Start Material supplied

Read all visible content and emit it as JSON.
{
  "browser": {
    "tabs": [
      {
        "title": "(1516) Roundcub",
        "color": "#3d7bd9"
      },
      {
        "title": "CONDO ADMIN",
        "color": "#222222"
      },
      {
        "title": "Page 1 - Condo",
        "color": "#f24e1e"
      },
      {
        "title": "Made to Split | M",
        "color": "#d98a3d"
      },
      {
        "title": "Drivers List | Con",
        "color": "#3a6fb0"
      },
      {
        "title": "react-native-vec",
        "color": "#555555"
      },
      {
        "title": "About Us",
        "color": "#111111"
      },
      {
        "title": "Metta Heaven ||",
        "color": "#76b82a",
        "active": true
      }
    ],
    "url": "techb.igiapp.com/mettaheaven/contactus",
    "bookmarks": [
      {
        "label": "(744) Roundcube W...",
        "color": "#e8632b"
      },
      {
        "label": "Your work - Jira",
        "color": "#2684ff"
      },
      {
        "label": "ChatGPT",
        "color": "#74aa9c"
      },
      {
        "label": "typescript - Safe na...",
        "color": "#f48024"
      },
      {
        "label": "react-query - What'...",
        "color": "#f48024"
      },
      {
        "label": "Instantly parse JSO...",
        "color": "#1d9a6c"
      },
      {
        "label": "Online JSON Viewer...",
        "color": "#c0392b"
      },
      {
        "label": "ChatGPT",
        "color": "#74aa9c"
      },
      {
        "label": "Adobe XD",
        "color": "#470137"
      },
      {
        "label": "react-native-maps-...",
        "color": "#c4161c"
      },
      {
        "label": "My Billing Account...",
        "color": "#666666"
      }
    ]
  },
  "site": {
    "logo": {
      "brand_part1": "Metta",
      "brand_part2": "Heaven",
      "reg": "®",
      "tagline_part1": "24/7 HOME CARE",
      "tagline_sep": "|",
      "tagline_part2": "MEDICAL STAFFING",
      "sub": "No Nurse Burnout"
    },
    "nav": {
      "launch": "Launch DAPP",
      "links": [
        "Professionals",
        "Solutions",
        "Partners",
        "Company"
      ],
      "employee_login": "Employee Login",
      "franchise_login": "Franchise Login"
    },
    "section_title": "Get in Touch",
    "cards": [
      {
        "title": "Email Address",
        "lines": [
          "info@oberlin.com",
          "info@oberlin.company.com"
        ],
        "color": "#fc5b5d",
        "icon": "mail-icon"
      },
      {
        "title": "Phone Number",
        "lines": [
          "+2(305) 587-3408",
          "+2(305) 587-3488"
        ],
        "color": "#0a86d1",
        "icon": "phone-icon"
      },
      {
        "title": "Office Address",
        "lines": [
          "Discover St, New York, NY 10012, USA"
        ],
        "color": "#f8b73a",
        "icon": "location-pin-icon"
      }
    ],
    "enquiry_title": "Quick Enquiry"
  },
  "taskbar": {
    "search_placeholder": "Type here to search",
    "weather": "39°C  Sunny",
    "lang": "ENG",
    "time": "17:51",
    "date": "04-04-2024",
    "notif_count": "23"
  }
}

End Material supplied

■ **Exercise**: Check each line above for the word "native" and say how many have it, with nothing else.

■ **Response to the exercise**: 2